- **Record extracts**:

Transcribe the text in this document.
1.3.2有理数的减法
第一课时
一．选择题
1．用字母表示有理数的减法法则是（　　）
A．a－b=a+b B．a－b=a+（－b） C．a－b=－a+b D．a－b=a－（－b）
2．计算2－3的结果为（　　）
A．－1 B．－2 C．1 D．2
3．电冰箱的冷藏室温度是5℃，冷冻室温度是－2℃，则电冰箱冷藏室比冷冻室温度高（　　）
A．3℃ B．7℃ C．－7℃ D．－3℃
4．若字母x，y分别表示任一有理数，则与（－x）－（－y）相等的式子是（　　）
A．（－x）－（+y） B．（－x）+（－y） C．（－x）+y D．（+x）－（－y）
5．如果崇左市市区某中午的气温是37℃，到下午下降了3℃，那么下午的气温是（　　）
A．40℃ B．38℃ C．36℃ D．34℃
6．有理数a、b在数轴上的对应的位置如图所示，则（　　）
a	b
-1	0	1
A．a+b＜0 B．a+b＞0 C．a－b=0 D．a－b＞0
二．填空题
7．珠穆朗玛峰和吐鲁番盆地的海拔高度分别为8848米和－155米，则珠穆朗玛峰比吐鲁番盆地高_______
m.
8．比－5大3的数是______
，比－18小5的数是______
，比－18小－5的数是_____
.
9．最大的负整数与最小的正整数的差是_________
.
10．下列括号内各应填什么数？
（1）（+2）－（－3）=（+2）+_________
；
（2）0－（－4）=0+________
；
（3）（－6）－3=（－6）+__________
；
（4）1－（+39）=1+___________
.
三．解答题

- **What to produce**: Every entry needs to be retyped exactly.

- **Final result**:
Transcribe the text in this document.
1.3.2有理数的减法
第一课时
一．选择题
1．用字母表示有理数的减法法则是（　　）
A．a－b=a+b B．a－b=a+（－b） C．a－b=－a+b D．a－b=a－（－b）
2．计算2－3的结果为（　　）
A．－1 B．－2 C．1 D．2
3．电冰箱的冷藏室温度是5℃，冷冻室温度是－2℃，则电冰箱冷藏室比冷冻室温度高（　　）
A．3℃ B．7℃ C．－7℃ D．－3℃
4．若字母x，y分别表示任一有理数，则与（－x）－（－y）相等的式子是（　　）
A．（－x）－（+y） B．（－x）+（－y） C．（－x）+y D．（+x）－（－y）
5．如果崇左市市区某中午的气温是37℃，到下午下降了3℃，那么下午的气温是（　　）
A．40℃ B．38℃ C．36℃ D．34℃
6．有理数a、b在数轴上的对应的位置如图所示，则（　　）
a	b
-1	0	1
A．a+b＜0 B．a+b＞0 C．a－b=0 D．a－b＞0
二．填空题
7．珠穆朗玛峰和吐鲁番盆地的海拔高度分别为8848米和－155米，则珠穆朗玛峰比吐鲁番盆地高_______
m.
8．比－5大3的数是______
，比－18小5的数是______
，比－18小－5的数是_____
.
9．最大的负整数与最小的正整数的差是_________
.
10．下列括号内各应填什么数？
（1）（+2）－（－3）=（+2）+_________
；
（2）0－（－4）=0+________
；
（3）（－6）－3=（－6）+__________
；
（4）1－（+39）=1+___________
.
三．解答题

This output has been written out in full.